>> Begin Materials provided

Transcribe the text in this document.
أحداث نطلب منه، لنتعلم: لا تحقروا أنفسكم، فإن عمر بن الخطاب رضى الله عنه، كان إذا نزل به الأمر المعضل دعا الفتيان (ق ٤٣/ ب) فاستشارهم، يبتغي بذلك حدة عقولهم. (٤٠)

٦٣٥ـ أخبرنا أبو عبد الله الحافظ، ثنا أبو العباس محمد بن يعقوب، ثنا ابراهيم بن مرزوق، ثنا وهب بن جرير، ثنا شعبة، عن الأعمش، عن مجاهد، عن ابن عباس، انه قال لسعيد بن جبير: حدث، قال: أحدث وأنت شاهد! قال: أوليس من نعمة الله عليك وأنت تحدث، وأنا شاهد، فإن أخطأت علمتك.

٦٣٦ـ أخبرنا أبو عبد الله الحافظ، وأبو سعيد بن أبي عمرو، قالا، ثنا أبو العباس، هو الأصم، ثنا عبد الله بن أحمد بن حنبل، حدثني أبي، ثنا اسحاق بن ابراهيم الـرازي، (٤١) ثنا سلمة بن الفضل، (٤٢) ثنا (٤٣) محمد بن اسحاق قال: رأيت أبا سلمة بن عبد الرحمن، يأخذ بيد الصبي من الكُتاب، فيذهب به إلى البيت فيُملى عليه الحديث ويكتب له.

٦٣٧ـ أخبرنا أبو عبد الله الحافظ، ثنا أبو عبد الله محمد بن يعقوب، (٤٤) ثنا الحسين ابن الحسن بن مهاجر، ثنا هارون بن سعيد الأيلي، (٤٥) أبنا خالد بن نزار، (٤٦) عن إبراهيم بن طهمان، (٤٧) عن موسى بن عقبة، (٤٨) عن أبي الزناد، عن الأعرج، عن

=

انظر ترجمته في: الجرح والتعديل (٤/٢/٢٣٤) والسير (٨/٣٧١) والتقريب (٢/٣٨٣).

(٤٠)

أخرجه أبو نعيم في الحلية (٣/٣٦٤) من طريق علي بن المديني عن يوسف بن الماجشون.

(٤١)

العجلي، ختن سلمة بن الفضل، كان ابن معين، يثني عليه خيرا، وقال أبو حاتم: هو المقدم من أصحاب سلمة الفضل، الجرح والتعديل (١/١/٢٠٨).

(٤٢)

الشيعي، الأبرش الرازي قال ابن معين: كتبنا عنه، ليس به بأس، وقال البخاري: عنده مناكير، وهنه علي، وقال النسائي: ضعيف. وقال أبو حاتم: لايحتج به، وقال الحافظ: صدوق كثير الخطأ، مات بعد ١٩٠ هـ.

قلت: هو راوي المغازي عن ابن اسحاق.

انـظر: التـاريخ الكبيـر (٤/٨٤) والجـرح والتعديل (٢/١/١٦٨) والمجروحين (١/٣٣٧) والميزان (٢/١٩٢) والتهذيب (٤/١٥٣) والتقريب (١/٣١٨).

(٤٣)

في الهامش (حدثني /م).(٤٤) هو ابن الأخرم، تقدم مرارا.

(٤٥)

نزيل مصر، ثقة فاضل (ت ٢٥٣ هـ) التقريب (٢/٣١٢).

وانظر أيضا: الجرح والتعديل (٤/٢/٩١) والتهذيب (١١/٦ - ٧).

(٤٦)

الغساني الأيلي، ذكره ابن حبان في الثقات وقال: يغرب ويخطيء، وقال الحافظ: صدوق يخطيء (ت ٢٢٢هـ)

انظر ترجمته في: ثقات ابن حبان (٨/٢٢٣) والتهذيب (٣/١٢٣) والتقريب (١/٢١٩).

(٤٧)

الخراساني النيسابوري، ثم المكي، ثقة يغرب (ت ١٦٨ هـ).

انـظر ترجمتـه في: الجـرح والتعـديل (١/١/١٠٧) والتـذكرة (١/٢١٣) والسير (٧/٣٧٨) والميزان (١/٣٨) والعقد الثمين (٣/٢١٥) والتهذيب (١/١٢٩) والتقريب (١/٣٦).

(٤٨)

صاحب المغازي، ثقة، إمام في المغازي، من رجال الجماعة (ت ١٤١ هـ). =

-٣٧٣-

>> End Materials provided

◆ **Given exercise**: Reproduce all of the entries word for word.

◆ **Exercise response**:
Transcribe the text in this document.
أحداث نطلب منه، لنتعلم: لا تحقروا أنفسكم، فإن عمر بن الخطاب رضى الله عنه، كان إذا نزل به الأمر المعضل دعا الفتيان (ق ٤٣/ ب) فاستشارهم، يبتغي بذلك حدة عقولهم. (٤٠)

٦٣٥ـ أخبرنا أبو عبد الله الحافظ، ثنا أبو العباس محمد بن يعقوب، ثنا ابراهيم بن مرزوق، ثنا وهب بن جرير، ثنا شعبة، عن الأعمش، عن مجاهد، عن ابن عباس، انه قال لسعيد بن جبير: حدث، قال: أحدث وأنت شاهد! قال: أوليس من نعمة الله عليك وأنت تحدث، وأنا شاهد، فإن أخطأت علمتك.

٦٣٦ـ أخبرنا أبو عبد الله الحافظ، وأبو سعيد بن أبي عمرو، قالا، ثنا أبو العباس، هو الأصم، ثنا عبد الله بن أحمد بن حنبل، حدثني أبي، ثنا اسحاق بن ابراهيم الـرازي، (٤١) ثنا سلمة بن الفضل، (٤٢) ثنا (٤٣) محمد بن اسحاق قال: رأيت أبا سلمة بن عبد الرحمن، يأخذ بيد الصبي من الكُتاب، فيذهب به إلى البيت فيُملى عليه الحديث ويكتب له.

٦٣٧ـ أخبرنا أبو عبد الله الحافظ، ثنا أبو عبد الله محمد بن يعقوب، (٤٤) ثنا الحسين ابن الحسن بن مهاجر، ثنا هارون بن سعيد الأيلي، (٤٥) أبنا خالد بن نزار، (٤٦) عن إبراهيم بن طهمان، (٤٧) عن موسى بن عقبة، (٤٨) عن أبي الزناد، عن الأعرج، عن

=

انظر ترجمته في: الجرح والتعديل (٤/٢/٢٣٤) والسير (٨/٣٧١) والتقريب (٢/٣٨٣).

(٤٠)

أخرجه أبو نعيم في الحلية (٣/٣٦٤) من طريق علي بن المديني عن يوسف بن الماجشون.

(٤١)

العجلي، ختن سلمة بن الفضل، كان ابن معين، يثني عليه خيرا، وقال أبو حاتم: هو المقدم من أصحاب سلمة الفضل، الجرح والتعديل (١/١/٢٠٨).

(٤٢)

الشيعي، الأبرش الرازي قال ابن معين: كتبنا عنه، ليس به بأس، وقال البخاري: عنده مناكير، وهنه علي، وقال النسائي: ضعيف. وقال أبو حاتم: لايحتج به، وقال الحافظ: صدوق كثير الخطأ، مات بعد ١٩٠ هـ.

قلت: هو راوي المغازي عن ابن اسحاق.

انـظر: التـاريخ الكبيـر (٤/٨٤) والجـرح والتعديل (٢/١/١٦٨) والمجروحين (١/٣٣٧) والميزان (٢/١٩٢) والتهذيب (٤/١٥٣) والتقريب (١/٣١٨).

(٤٣)

في الهامش (حدثني /م).(٤٤) هو ابن الأخرم، تقدم مرارا.

(٤٥)

نزيل مصر، ثقة فاضل (ت ٢٥٣ هـ) التقريب (٢/٣١٢).

وانظر أيضا: الجرح والتعديل (٤/٢/٩١) والتهذيب (١١/٦ - ٧).

(٤٦)

الغساني الأيلي، ذكره ابن حبان في الثقات وقال: يغرب ويخطيء، وقال الحافظ: صدوق يخطيء (ت ٢٢٢هـ)

انظر ترجمته في: ثقات ابن حبان (٨/٢٢٣) والتهذيب (٣/١٢٣) والتقريب (١/٢١٩).

(٤٧)

الخراساني النيسابوري، ثم المكي، ثقة يغرب (ت ١٦٨ هـ).

انـظر ترجمتـه في: الجـرح والتعـديل (١/١/١٠٧) والتـذكرة (١/٢١٣) والسير (٧/٣٧٨) والميزان (١/٣٨) والعقد الثمين (٣/٢١٥) والتهذيب (١/١٢٩) والتقريب (١/٣٦).

(٤٨)

صاحب المغازي، ثقة، إمام في المغازي، من رجال الجماعة (ت ١٤١ هـ). =

-٣٧٣-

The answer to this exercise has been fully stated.